==== Records supplied ====

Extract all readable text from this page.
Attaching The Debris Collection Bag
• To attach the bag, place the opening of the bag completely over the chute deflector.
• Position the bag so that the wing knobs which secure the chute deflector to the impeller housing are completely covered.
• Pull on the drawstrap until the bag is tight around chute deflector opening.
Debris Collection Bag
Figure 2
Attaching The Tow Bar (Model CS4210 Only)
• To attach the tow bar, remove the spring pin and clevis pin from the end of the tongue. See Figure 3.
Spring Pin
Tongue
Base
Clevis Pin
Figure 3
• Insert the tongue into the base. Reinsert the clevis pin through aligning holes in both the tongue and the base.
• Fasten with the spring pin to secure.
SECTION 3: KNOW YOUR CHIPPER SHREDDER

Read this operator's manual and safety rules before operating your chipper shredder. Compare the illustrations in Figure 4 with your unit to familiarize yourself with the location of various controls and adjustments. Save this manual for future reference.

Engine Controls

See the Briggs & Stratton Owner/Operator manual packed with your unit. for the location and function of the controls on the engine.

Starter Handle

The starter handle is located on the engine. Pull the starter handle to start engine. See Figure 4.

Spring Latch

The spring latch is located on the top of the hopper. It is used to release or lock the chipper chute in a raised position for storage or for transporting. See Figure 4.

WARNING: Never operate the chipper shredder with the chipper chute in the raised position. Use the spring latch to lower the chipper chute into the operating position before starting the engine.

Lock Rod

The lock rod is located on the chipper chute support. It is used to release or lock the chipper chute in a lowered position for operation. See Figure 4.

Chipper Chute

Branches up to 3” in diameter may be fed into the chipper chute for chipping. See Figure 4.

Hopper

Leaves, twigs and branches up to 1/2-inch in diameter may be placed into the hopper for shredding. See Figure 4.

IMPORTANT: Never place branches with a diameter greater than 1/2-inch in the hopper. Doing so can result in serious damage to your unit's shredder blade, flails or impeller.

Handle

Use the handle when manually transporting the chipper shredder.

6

====

Task description> Copy, from the material above, each line in which the string "Debris" occurs.

Exercise answer>
Attaching The Debris Collection Bag
Debris Collection Bag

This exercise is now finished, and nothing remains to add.